═════ THE RECORDS
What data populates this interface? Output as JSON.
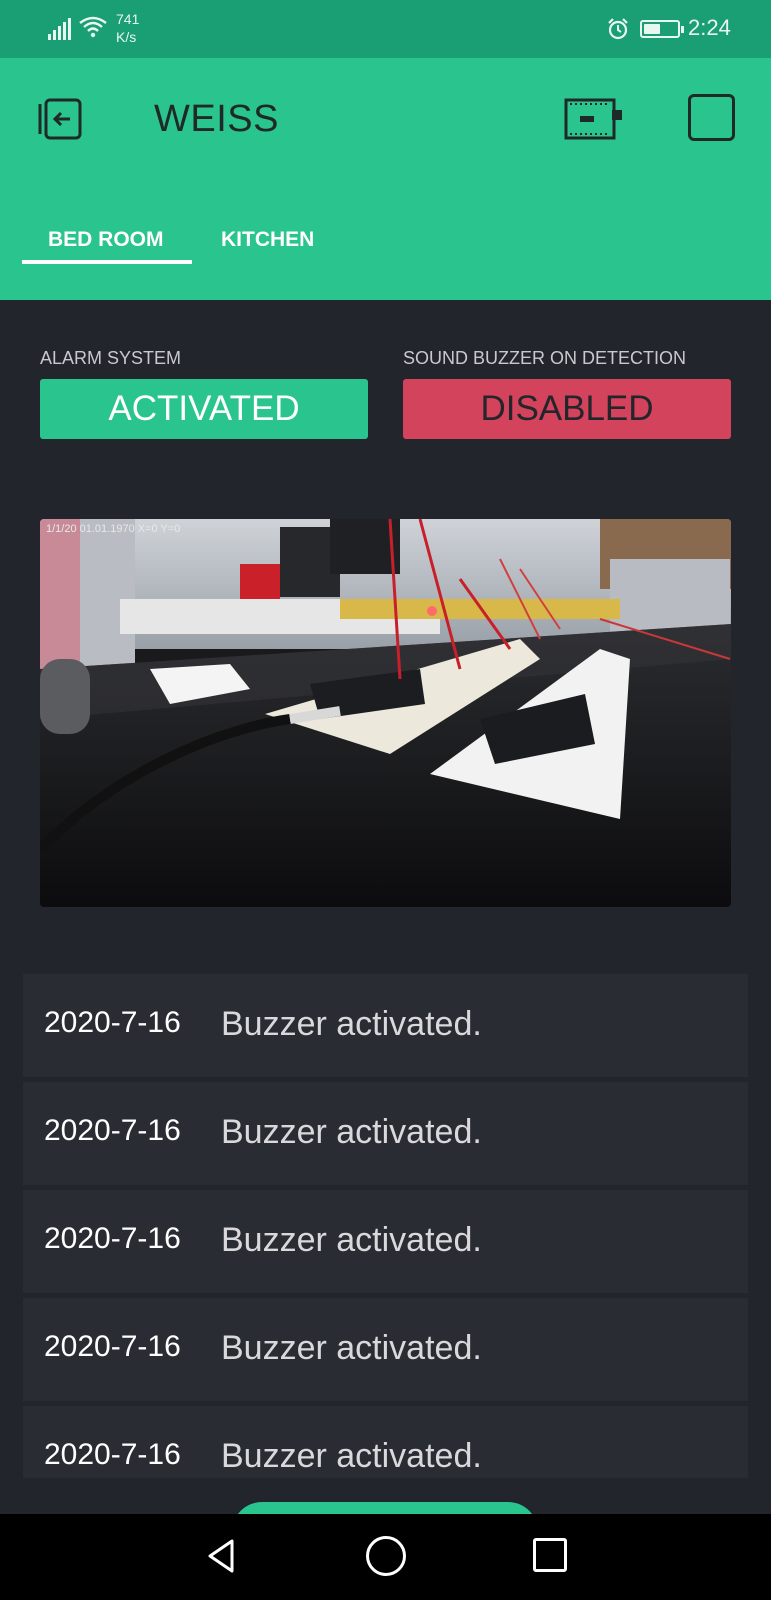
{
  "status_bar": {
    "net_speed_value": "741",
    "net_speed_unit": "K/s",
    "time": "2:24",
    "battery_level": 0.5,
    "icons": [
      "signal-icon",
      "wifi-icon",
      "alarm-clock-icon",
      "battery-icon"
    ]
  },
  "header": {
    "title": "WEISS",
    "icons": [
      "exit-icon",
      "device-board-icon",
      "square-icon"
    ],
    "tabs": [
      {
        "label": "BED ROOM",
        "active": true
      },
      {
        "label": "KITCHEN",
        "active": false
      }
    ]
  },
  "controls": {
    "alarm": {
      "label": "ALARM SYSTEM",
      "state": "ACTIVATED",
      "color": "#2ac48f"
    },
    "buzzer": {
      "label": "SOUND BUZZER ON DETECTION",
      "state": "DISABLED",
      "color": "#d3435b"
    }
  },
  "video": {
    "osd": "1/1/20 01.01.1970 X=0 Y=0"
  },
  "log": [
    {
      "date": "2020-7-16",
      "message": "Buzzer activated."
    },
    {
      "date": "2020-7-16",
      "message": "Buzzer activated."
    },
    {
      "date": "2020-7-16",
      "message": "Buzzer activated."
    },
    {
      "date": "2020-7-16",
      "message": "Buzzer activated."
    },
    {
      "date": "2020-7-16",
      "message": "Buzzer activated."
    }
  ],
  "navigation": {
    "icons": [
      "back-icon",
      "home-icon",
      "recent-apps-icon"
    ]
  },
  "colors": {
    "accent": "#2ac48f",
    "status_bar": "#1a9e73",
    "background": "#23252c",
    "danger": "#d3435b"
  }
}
══════════
• SET EXERCISE: Retype each record exactly as it stands, but do not include the pictures.

• TASK ANSWER:
What data populates this interface? Output as JSON.
{
  "status_bar": {
    "net_speed_value": "741",
    "net_speed_unit": "K/s",
    "time": "2:24",
    "battery_level": 0.5,
    "icons": [
      "signal-icon",
      "wifi-icon",
      "alarm-clock-icon",
      "battery-icon"
    ]
  },
  "header": {
    "title": "WEISS",
    "icons": [
      "exit-icon",
      "device-board-icon",
      "square-icon"
    ],
    "tabs": [
      {
        "label": "BED ROOM",
        "active": true
      },
      {
        "label": "KITCHEN",
        "active": false
      }
    ]
  },
  "controls": {
    "alarm": {
      "label": "ALARM SYSTEM",
      "state": "ACTIVATED",
      "color": "#2ac48f"
    },
    "buzzer": {
      "label": "SOUND BUZZER ON DETECTION",
      "state": "DISABLED",
      "color": "#d3435b"
    }
  },
  "video": {
    "osd": "1/1/20 01.01.1970 X=0 Y=0"
  },
  "log": [
    {
      "date": "2020-7-16",
      "message": "Buzzer activated."
    },
    {
      "date": "2020-7-16",
      "message": "Buzzer activated."
    },
    {
      "date": "2020-7-16",
      "message": "Buzzer activated."
    },
    {
      "date": "2020-7-16",
      "message": "Buzzer activated."
    },
    {
      "date": "2020-7-16",
      "message": "Buzzer activated."
    }
  ],
  "navigation": {
    "icons": [
      "back-icon",
      "home-icon",
      "recent-apps-icon"
    ]
  },
  "colors": {
    "accent": "#2ac48f",
    "status_bar": "#1a9e73",
    "background": "#23252c",
    "danger": "#d3435b"
  }
}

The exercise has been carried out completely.